> [Tareas pendientes]:
• 1. Reproduce tal cual el tramo de la selección que se abre con las palabras donde figura "Somos infelices, sin" y se cierra con "en su infelicidad.".
• 2. Según la selección, ¿cómo se sienten respecto de sus defectos las personas infelices en la cita de Bertrand Russell?

Es de sentido común que la gente que sufre sea infeliz, múltiples causas pueden haber para ello; ser víctimas del hambre, la guerra, haber perdido el hogar, seres queridos, o mil males más que nos pueden acechar. Podría ser causada por nuestra propia avaricia o mal comportamiento. Más comúnmente por la avaricia depredadora ajena, o porque el universo y la baraja del azar que reparte se haya ensañado con la mala suerte en tu aciago destino. No es difícil señalar las causas cuando te falla la salud, no tienes recursos para alimentarte a ti o a tus seres queridos, o un lugar cálido donde poder refugiarte de la intemperie, o te hacen daño por pura maldad, por indiferencia, o porque pasabas por allí, y a alguien tenía que tocarle. El problema surge cuando no sucede nada de todo esto, o al menos no con la suficiente saña para hacerte realmente daño, y sin embargo, si preguntáramos a nuestro alrededor ¿cuánta gente se proclamaría infeliz o insatisfecha con el devenir de su vida? Está claro que los ricos y famosos también se sienten infelices y aparentemente tienen todo a su alcance. Algo está fallando en la sociedad posmoderna, una crisis que tratamos de esconder debajo de la alfombra de nuestras inseguridades. Y si alguien nos sonriera y se proclamara feliz, indiferente a la insatisfacción general, le tomaríamos por loco o inocente. Vivimos instalados en la infelicidad sin saber muy bien por qué, al no haber aparentemente causas objetivas para ello, al menos para una parte importante de la población.

Si somos honestos, aquellos a los que la infelicidad deja anonadados por la estupefacción de una situación inesperada, o indiferentes, al haber soportado lo insoportable, suelen tener causa clara y justificada

Somos infelices, sin causa aparentemente objetiva hasta cierto punto, porque como proclamaba Goethe: Por fortuna, el hombre no es capaz más que de una cierta medida de infelicidad: pasada ésa, queda o anonadado o indiferente. Si somos honestos, aquellos a los que la infelicidad deja anonadados por la estupefacción de una situación inesperada, o indiferentes, al haber soportado lo insoportable, suelen tener causa clara y justificada, no como los otros especímenes, mayoritarios en la actual sociedad posmoderna que actúan tal y como señalaba Bertrand Russell: las personas infelices, como aquella que padecen insomnio, están orgullosas de sus defectos. O así pareciera, ya que no parecen ponerse manos a la obra para realizar un giro de su destino y dejar de regocijarse en su infelicidad.

> [Datos proporcionados]:
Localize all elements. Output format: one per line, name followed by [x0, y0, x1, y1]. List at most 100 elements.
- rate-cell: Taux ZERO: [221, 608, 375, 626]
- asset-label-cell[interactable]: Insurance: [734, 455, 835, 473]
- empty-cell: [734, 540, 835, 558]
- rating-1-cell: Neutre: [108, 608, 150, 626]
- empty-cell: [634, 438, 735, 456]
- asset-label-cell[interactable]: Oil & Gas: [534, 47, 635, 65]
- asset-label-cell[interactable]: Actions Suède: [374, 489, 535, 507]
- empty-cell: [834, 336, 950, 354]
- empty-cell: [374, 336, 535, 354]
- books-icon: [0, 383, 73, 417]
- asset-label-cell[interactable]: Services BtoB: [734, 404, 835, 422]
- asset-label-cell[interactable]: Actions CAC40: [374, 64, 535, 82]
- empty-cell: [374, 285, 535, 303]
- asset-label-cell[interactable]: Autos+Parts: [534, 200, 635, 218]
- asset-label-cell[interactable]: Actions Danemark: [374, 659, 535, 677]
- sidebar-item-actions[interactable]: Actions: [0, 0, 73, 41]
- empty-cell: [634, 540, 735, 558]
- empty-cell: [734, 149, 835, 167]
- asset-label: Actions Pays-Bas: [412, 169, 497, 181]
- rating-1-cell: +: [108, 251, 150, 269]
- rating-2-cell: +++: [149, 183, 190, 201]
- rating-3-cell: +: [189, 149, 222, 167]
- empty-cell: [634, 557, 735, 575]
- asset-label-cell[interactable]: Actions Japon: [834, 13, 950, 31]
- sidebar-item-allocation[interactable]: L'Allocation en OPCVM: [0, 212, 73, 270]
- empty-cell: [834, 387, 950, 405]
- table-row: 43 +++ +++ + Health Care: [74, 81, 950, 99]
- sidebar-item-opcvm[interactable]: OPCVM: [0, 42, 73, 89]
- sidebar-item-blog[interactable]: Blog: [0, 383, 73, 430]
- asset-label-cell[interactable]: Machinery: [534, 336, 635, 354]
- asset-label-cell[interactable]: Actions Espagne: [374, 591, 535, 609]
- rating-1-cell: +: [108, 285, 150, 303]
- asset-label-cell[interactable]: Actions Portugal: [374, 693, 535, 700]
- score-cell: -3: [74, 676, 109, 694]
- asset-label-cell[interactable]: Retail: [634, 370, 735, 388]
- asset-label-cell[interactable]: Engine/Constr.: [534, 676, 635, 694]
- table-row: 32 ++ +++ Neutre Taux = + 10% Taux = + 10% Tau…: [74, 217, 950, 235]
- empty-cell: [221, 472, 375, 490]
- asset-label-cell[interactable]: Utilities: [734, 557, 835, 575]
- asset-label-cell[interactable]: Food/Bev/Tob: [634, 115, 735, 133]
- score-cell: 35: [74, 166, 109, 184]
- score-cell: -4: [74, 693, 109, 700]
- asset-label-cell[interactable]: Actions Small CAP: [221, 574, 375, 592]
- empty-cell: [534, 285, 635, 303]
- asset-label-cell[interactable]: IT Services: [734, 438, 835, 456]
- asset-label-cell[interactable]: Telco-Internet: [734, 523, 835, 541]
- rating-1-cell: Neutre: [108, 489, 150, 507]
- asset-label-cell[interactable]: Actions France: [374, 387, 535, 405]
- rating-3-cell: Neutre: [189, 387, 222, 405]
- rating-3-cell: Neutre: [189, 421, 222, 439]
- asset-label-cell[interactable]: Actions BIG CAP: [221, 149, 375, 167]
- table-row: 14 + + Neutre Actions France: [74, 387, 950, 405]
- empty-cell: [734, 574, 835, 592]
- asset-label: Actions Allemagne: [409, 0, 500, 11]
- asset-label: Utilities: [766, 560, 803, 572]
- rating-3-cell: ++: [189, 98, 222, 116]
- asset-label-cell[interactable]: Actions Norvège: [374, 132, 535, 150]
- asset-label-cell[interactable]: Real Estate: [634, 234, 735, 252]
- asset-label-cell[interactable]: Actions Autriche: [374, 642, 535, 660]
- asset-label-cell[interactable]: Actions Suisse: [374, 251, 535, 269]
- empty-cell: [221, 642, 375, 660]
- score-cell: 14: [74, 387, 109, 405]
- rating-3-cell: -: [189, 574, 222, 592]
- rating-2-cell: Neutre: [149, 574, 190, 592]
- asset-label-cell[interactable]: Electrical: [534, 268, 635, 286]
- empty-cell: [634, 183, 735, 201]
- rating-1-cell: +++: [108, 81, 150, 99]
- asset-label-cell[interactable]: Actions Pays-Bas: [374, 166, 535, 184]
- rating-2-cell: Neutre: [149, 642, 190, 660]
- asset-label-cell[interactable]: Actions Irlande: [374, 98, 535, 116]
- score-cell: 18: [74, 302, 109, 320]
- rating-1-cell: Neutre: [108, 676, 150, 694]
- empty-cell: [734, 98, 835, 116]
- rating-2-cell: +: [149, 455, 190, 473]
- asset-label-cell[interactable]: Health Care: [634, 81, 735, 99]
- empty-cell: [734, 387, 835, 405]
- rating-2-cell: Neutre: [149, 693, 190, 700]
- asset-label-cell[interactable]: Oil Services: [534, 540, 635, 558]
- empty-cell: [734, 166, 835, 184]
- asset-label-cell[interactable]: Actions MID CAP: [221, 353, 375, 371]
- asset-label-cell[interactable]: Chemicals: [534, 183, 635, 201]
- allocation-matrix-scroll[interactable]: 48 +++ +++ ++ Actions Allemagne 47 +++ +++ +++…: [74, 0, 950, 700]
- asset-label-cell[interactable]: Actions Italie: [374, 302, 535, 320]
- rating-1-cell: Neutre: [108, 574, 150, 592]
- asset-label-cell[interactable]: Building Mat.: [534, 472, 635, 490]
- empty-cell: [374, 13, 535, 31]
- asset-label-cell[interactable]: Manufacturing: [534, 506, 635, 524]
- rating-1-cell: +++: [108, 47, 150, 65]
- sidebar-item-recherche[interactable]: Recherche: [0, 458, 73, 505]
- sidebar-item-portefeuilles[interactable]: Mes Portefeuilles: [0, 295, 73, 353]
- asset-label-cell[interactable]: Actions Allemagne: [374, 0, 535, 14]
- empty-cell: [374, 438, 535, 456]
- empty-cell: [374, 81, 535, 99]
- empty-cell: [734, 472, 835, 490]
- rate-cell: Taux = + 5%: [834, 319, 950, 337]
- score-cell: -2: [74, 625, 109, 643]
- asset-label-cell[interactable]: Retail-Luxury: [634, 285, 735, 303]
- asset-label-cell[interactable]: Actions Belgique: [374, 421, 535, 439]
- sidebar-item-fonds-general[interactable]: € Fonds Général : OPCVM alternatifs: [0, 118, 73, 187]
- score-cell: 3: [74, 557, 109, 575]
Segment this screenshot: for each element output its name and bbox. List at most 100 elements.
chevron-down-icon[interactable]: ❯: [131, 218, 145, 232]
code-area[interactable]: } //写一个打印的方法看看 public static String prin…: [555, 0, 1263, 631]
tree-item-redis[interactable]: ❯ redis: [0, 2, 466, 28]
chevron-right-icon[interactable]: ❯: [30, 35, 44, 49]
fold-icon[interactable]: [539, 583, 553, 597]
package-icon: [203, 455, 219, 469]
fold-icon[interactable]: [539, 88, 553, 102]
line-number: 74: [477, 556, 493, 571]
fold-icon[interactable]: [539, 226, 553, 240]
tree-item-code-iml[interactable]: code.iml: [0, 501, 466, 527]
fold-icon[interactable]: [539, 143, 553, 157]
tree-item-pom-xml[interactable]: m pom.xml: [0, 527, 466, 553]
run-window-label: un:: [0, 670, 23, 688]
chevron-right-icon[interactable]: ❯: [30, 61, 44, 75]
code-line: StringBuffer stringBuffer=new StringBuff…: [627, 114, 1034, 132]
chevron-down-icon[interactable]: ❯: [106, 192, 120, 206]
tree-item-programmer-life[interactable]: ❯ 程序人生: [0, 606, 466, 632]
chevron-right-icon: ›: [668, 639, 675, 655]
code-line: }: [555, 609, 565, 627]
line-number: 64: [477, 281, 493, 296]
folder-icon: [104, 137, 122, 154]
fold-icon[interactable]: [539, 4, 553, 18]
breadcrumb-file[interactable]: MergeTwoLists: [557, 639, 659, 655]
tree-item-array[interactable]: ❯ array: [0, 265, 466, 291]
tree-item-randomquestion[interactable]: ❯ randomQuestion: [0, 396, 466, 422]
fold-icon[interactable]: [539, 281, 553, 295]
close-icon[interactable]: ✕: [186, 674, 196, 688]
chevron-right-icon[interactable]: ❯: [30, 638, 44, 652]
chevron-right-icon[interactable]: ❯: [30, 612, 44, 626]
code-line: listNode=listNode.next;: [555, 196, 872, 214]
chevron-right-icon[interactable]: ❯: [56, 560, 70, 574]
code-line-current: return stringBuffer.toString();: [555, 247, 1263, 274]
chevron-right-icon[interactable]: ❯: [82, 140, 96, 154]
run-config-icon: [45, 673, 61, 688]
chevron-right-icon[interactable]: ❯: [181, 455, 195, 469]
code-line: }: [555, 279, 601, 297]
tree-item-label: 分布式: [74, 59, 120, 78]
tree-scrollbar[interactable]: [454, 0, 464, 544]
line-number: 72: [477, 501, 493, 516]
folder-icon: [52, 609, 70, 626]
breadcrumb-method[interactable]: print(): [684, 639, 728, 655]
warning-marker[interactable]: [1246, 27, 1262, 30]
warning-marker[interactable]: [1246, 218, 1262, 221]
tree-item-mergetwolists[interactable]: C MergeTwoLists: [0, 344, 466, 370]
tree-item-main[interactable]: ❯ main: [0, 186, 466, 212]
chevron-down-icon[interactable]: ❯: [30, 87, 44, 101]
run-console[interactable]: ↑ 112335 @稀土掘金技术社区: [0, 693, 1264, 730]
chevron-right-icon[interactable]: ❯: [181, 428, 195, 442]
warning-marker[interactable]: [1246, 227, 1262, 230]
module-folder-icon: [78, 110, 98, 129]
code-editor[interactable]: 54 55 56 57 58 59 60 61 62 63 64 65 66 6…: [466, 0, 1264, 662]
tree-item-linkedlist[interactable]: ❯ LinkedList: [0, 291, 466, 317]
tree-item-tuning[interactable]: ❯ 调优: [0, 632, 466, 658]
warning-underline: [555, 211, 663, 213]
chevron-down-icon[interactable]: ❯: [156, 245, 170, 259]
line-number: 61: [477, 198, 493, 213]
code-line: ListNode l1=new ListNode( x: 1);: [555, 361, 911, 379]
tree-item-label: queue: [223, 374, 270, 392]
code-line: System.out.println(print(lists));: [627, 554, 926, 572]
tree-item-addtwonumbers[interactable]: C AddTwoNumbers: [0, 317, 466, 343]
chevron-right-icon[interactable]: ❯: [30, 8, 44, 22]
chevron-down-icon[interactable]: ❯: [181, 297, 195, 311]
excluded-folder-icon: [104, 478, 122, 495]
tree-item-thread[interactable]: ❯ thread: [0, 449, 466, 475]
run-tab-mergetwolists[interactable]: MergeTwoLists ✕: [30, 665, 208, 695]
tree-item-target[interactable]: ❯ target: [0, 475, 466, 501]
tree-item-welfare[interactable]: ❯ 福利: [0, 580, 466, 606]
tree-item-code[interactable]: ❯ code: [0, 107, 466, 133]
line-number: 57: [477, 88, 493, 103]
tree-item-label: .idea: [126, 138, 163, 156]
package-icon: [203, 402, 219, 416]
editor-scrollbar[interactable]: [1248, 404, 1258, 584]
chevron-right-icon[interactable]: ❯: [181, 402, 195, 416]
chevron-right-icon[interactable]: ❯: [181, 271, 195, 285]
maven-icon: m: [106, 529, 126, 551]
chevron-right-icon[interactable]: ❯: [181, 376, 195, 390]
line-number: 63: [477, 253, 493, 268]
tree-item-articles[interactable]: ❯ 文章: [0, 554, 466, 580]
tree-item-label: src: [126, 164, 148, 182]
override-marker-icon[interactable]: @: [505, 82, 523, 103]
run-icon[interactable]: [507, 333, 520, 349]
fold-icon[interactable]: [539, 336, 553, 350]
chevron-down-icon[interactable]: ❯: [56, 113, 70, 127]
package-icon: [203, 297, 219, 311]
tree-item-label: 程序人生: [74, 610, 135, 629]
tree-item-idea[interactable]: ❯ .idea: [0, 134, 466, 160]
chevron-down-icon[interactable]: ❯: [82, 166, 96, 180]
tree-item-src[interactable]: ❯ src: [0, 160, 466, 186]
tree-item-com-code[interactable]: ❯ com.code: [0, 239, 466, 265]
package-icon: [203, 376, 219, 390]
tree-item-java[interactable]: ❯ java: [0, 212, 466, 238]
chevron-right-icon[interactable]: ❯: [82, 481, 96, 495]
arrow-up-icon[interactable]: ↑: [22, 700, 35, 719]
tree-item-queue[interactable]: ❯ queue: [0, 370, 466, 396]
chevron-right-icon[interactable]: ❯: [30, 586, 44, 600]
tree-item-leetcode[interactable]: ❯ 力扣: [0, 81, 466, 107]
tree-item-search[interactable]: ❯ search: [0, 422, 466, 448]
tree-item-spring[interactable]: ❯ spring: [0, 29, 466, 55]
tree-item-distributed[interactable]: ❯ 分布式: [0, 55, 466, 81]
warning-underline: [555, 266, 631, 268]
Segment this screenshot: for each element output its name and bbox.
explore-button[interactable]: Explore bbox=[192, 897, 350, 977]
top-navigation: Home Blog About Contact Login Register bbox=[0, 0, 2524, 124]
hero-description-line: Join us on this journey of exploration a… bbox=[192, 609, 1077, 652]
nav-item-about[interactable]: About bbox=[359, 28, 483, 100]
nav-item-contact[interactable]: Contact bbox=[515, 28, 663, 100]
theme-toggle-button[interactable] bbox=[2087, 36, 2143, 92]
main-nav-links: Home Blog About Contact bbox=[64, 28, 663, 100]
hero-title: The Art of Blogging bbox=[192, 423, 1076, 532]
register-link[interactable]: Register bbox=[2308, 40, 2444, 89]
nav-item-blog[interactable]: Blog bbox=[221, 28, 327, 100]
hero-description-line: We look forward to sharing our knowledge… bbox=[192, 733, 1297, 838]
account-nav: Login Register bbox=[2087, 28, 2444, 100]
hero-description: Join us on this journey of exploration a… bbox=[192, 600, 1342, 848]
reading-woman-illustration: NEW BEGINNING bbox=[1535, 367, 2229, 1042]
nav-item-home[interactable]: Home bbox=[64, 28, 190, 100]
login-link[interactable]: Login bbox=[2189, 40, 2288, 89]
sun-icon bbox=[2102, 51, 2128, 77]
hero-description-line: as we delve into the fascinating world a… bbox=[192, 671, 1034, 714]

> [Resultados obtenidos]:
• 1.
Somos infelices, sin causa aparentemente objetiva hasta cierto punto, porque como proclamaba Goethe: Por fortuna, el hombre no es capaz más que de una cierta medida de infelicidad: pasada ésa, queda o anonadado o indiferente. Si somos honestos, aquellos a los que la infelicidad deja anonadados por la estupefacción de una situación inesperada, o indiferentes, al haber soportado lo insoportable, suelen tener causa clara y justificada, no como los otros especímenes, mayoritarios en la actual sociedad posmoderna que actúan tal y como señalaba Bertrand Russell: las personas infelices, como aquella que padecen insomnio, están orgullosas de sus defectos. O así pareciera, ya que no parecen ponerse manos a la obra para realizar un giro de su destino y dejar de regocijarse en su infelicidad.

• 2. Están orgullosas de sus defectos.